Exercise goal: Drop all images and give the records again exactly.

━━━━

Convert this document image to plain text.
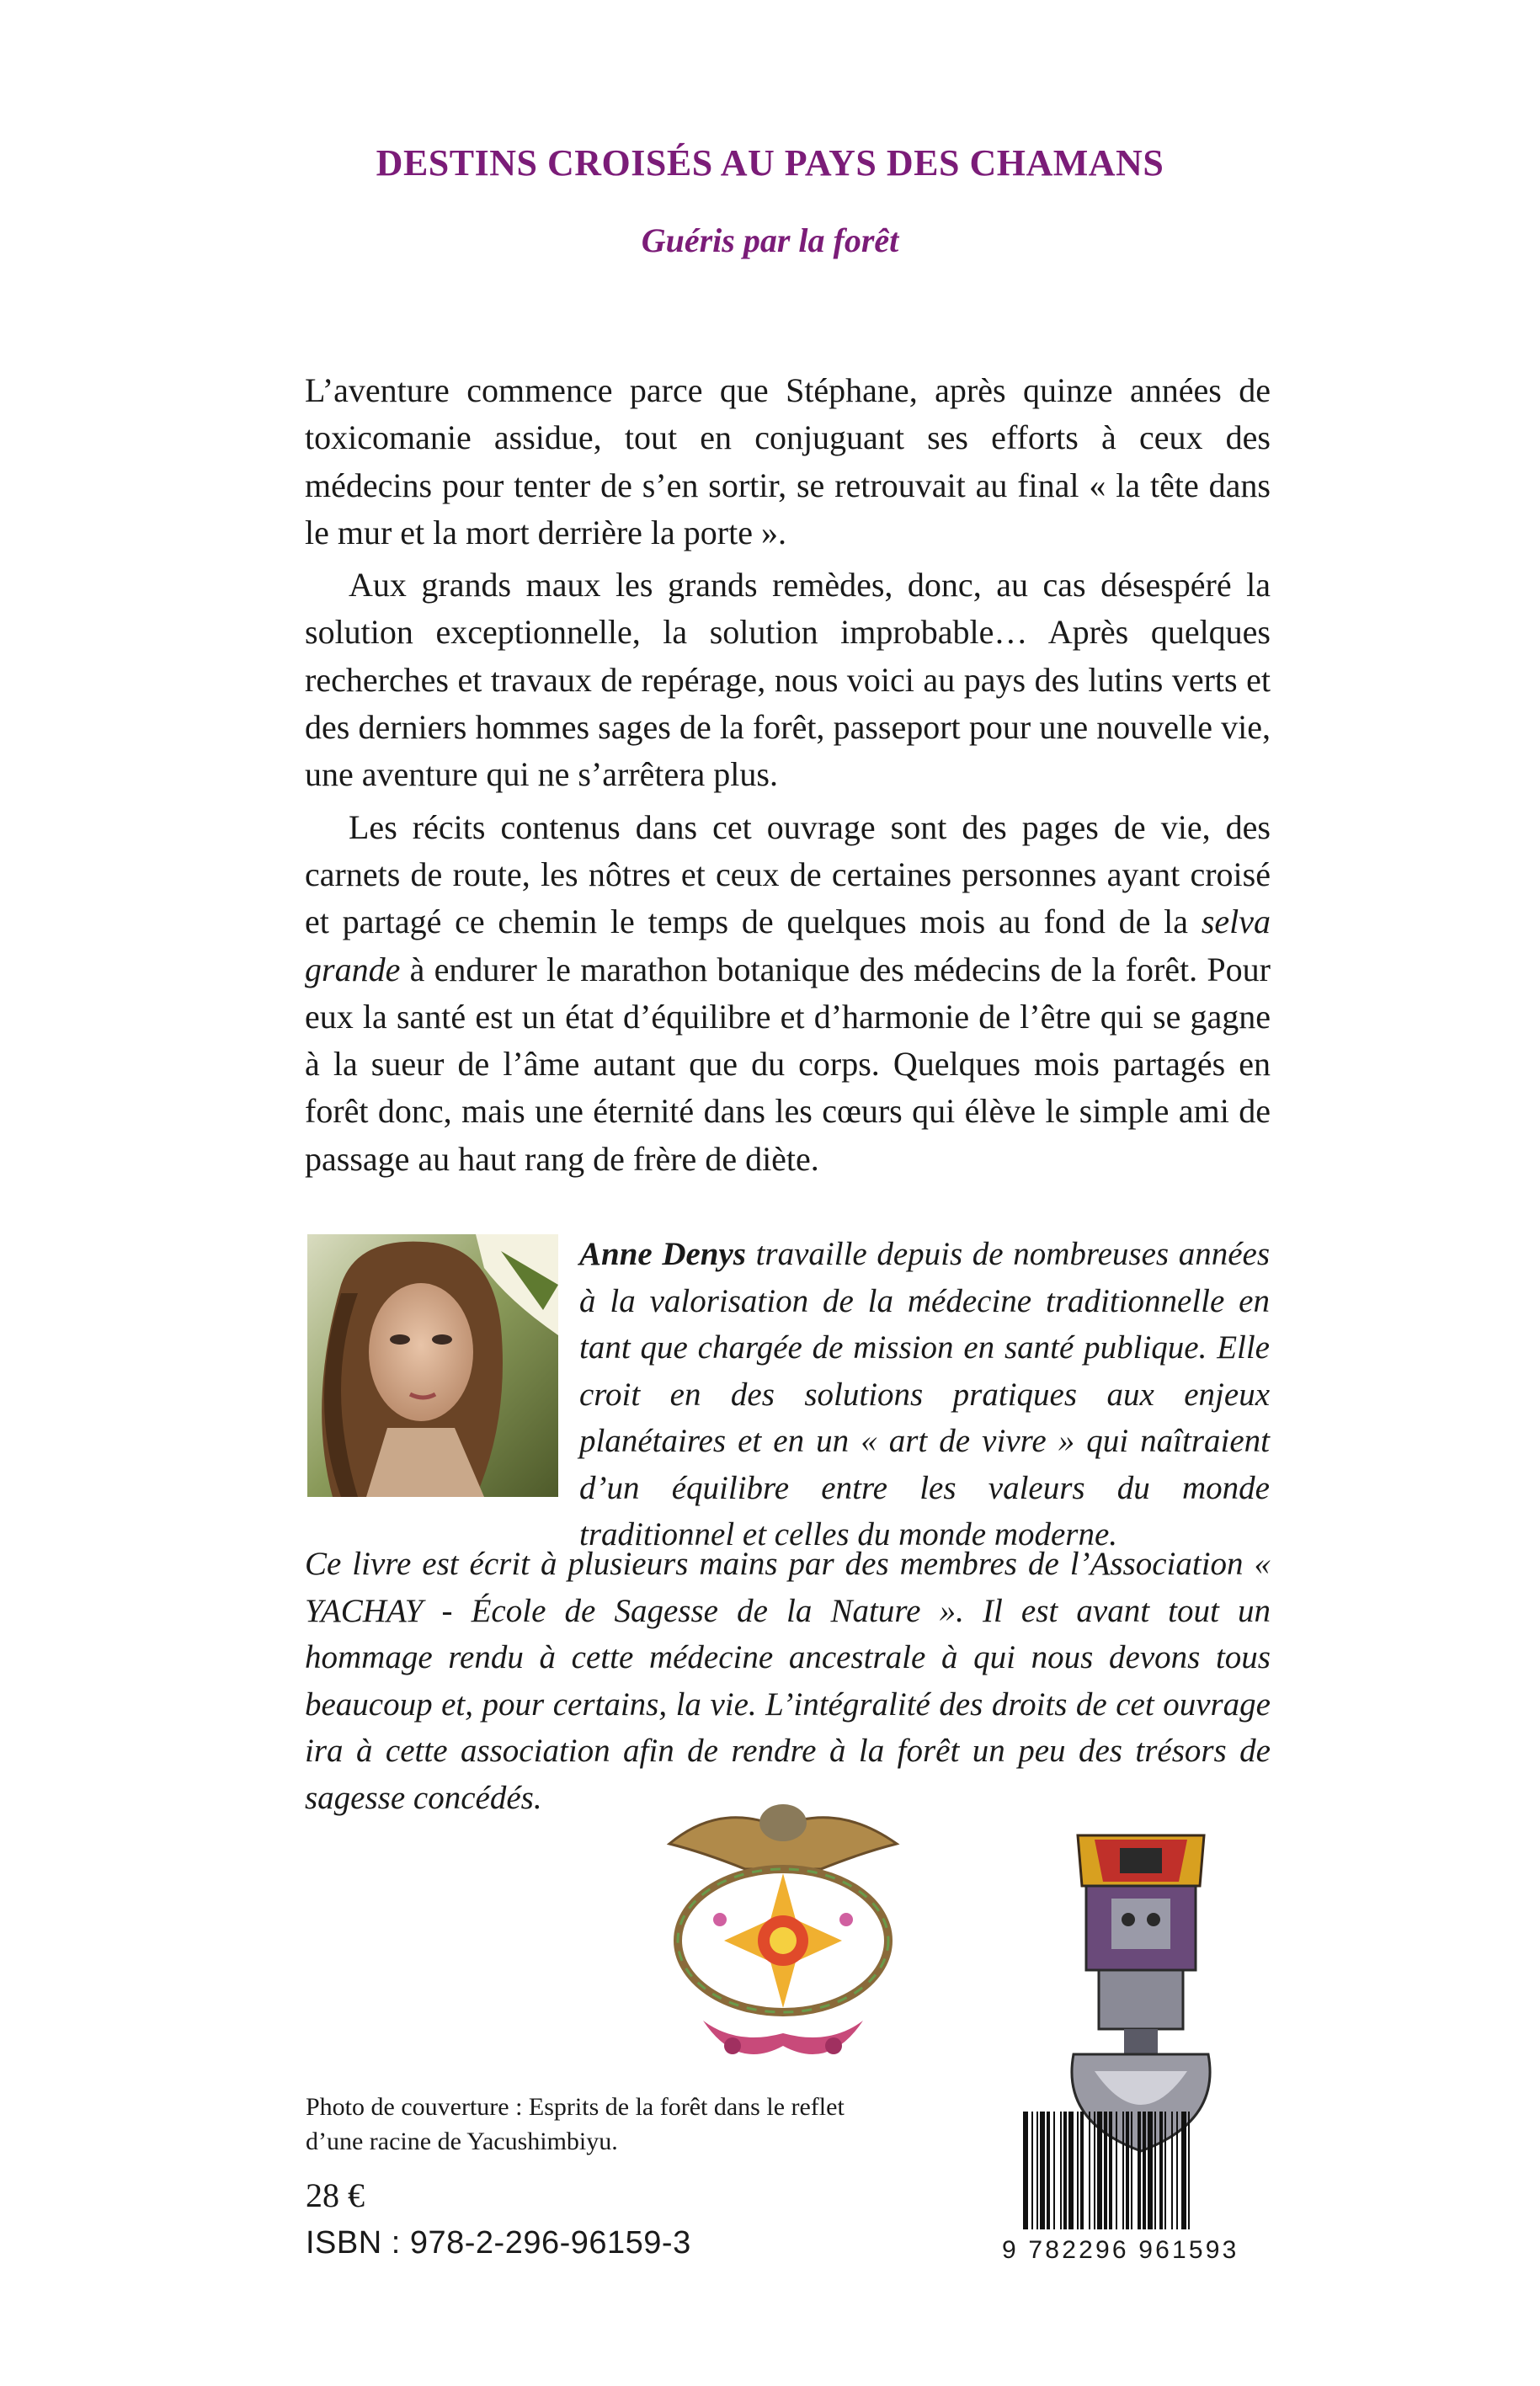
DESTINS CROISÉS AU PAYS DES CHAMANS
Guéris par la forêt

L’aventure commence parce que Stéphane, après quinze années de toxicomanie assidue, tout en conjuguant ses efforts à ceux des médecins pour tenter de s’en sortir, se retrouvait au final « la tête dans le mur et la mort derrière la porte ».

Aux grands maux les grands remèdes, donc, au cas désespéré la solution exceptionnelle, la solution improbable… Après quelques recherches et travaux de repérage, nous voici au pays des lutins verts et des derniers hommes sages de la forêt, passeport pour une nouvelle vie, une aventure qui ne s’arrêtera plus.

Les récits contenus dans cet ouvrage sont des pages de vie, des carnets de route, les nôtres et ceux de certaines personnes ayant croisé et partagé ce chemin le temps de quelques mois au fond de la selva grande à endurer le marathon botanique des médecins de la forêt. Pour eux la santé est un état d’équilibre et d’harmonie de l’être qui se gagne à la sueur de l’âme autant que du corps. Quelques mois partagés en forêt donc, mais une éternité dans les cœurs qui élève le simple ami de passage au haut rang de frère de diète.

Anne Denys travaille depuis de nombreuses années à la valorisation de la médecine traditionnelle en tant que chargée de mission en santé publique. Elle croit en des solutions pratiques aux enjeux planétaires et en un « art de vivre » qui naîtraient d’un équilibre entre les valeurs du monde traditionnel et celles du monde moderne.
Ce livre est écrit à plusieurs mains par des membres de l’Association « YACHAY - École de Sagesse de la Nature ». Il est avant tout un hommage rendu à cette médecine ancestrale à qui nous devons tous beaucoup et, pour certains, la vie. L’intégralité des droits de cet ouvrage ira à cette association afin de rendre à la forêt un peu des trésors de sagesse concédés.
Photo de couverture : Esprits de la forêt dans le reflet
d’une racine de Yacushimbiyu.
28 €
ISBN : 978-2-296-96159-3	9 782296 961593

━━━━

Result:
Convert this document image to plain text.
DESTINS CROISÉS AU PAYS DES CHAMANS
Guéris par la forêt

L’aventure commence parce que Stéphane, après quinze années de toxicomanie assidue, tout en conjuguant ses efforts à ceux des médecins pour tenter de s’en sortir, se retrouvait au final « la tête dans le mur et la mort derrière la porte ».

Aux grands maux les grands remèdes, donc, au cas désespéré la solution exceptionnelle, la solution improbable… Après quelques recherches et travaux de repérage, nous voici au pays des lutins verts et des derniers hommes sages de la forêt, passeport pour une nouvelle vie, une aventure qui ne s’arrêtera plus.

Les récits contenus dans cet ouvrage sont des pages de vie, des carnets de route, les nôtres et ceux de certaines personnes ayant croisé et partagé ce chemin le temps de quelques mois au fond de la selva grande à endurer le marathon botanique des médecins de la forêt. Pour eux la santé est un état d’équilibre et d’harmonie de l’être qui se gagne à la sueur de l’âme autant que du corps. Quelques mois partagés en forêt donc, mais une éternité dans les cœurs qui élève le simple ami de passage au haut rang de frère de diète.

Anne Denys travaille depuis de nombreuses années à la valorisation de la médecine traditionnelle en tant que chargée de mission en santé publique. Elle croit en des solutions pratiques aux enjeux planétaires et en un « art de vivre » qui naîtraient d’un équilibre entre les valeurs du monde traditionnel et celles du monde moderne.
Ce livre est écrit à plusieurs mains par des membres de l’Association « YACHAY - École de Sagesse de la Nature ». Il est avant tout un hommage rendu à cette médecine ancestrale à qui nous devons tous beaucoup et, pour certains, la vie. L’intégralité des droits de cet ouvrage ira à cette association afin de rendre à la forêt un peu des trésors de sagesse concédés.
Photo de couverture : Esprits de la forêt dans le reflet
d’une racine de Yacushimbiyu.
28 €
ISBN : 978-2-296-96159-3	9 782296 961593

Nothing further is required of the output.